• _WHAT IS ASKED_
Show each line of the data below that has the string "Barack" in it.

• _ENTRIES_

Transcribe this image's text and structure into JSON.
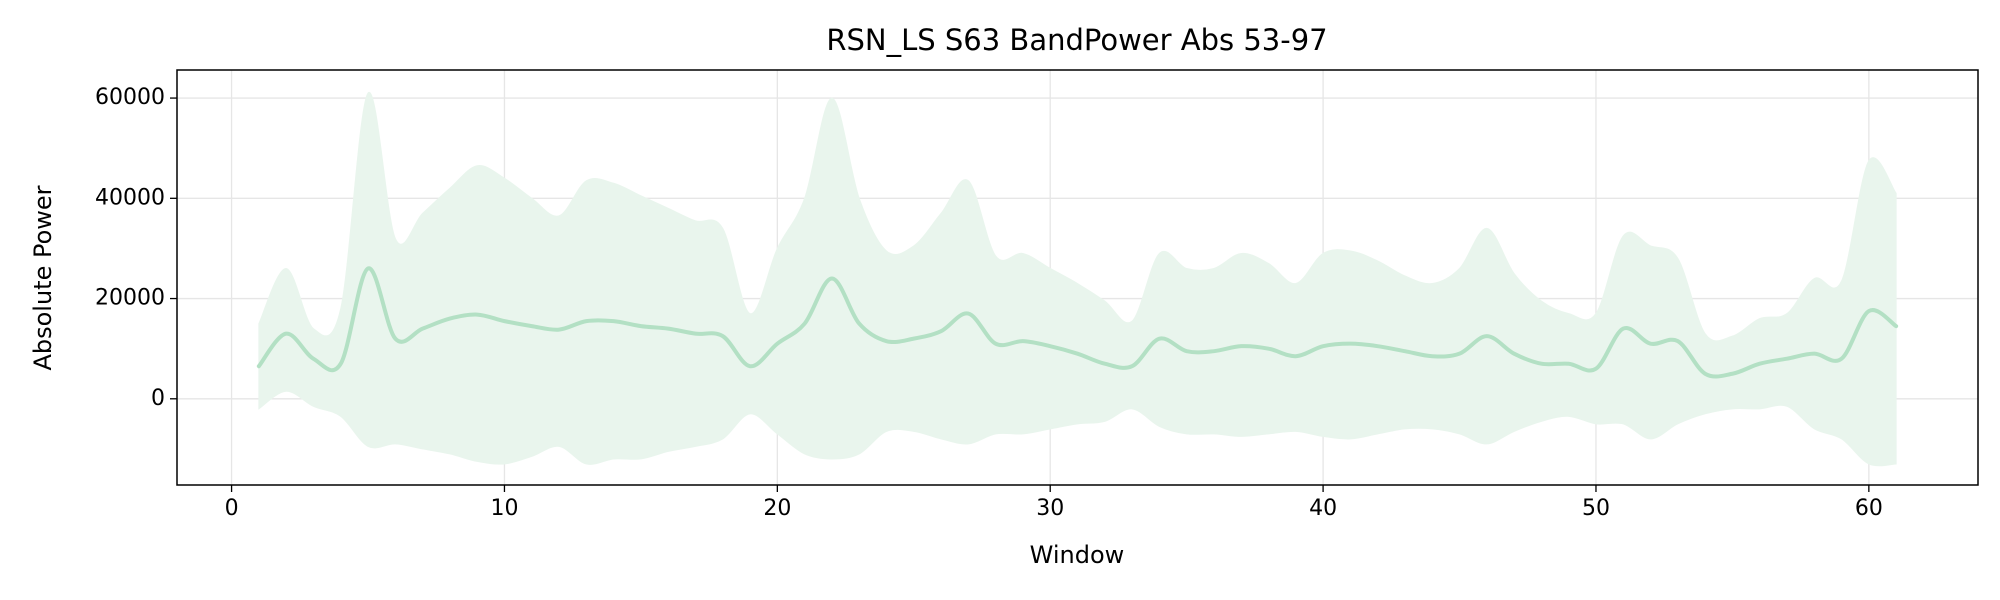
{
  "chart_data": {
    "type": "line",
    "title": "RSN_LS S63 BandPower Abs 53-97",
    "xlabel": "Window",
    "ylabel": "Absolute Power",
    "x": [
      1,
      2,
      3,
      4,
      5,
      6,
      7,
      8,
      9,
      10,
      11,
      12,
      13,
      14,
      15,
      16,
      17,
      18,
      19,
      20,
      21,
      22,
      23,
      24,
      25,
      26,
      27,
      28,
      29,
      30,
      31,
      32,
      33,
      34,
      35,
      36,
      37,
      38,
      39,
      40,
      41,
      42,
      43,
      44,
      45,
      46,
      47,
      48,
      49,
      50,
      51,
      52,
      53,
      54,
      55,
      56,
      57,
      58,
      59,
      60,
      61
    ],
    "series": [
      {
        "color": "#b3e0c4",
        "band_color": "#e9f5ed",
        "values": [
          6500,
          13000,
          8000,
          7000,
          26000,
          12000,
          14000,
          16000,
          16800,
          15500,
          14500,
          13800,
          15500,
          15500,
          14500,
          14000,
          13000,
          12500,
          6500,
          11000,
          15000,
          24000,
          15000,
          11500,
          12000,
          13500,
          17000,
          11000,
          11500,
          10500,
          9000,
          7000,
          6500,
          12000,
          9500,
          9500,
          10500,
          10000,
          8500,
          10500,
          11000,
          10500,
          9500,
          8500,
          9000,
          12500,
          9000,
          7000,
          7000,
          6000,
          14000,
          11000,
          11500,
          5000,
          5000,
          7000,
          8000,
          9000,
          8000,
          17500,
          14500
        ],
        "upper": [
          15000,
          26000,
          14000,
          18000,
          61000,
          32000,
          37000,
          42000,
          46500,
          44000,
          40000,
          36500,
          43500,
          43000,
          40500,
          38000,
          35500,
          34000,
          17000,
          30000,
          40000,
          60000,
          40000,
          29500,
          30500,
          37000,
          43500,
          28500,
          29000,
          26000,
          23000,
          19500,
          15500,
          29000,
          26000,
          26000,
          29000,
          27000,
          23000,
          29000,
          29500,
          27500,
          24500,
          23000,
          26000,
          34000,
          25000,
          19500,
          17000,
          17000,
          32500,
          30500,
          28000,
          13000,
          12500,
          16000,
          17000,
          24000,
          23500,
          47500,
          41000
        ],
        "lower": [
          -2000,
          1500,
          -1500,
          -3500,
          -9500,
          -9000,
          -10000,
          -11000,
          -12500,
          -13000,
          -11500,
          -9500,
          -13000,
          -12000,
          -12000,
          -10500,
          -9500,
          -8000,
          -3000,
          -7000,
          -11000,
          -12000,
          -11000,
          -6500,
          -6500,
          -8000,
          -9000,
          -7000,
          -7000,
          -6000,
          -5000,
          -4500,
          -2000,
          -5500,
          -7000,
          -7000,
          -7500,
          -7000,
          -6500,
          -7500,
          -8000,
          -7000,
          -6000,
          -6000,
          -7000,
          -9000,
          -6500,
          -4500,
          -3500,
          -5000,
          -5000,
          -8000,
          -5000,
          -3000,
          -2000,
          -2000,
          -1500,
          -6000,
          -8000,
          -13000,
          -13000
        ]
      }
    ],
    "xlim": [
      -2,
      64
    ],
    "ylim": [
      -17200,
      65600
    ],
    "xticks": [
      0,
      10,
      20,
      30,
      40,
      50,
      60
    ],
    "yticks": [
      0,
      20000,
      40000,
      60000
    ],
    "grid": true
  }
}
* * *
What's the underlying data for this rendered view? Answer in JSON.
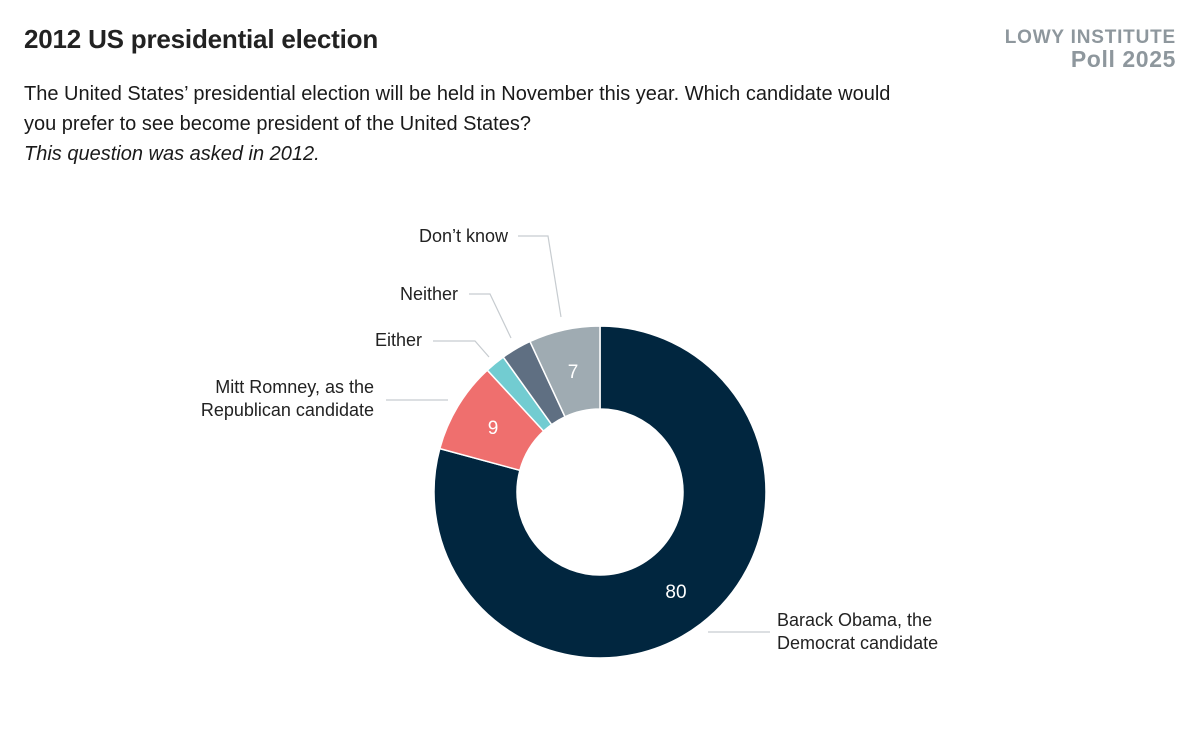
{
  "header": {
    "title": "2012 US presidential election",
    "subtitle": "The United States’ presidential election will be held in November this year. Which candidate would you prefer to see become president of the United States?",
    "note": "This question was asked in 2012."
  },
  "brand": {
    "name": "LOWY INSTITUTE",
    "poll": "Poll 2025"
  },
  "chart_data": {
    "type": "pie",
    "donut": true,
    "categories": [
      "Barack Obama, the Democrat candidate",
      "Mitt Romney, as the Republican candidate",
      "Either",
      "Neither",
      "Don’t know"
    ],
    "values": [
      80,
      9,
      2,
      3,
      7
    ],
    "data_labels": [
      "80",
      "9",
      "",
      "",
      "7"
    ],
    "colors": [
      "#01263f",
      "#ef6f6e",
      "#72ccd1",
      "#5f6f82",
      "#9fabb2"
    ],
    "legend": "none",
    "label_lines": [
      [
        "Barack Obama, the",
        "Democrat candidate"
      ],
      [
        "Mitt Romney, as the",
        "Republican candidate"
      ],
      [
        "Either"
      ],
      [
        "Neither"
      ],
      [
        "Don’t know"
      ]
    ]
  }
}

• _EXERCISE RESULT_
      "Barack Obama, the Democrat candidate",
        "Barack Obama, the",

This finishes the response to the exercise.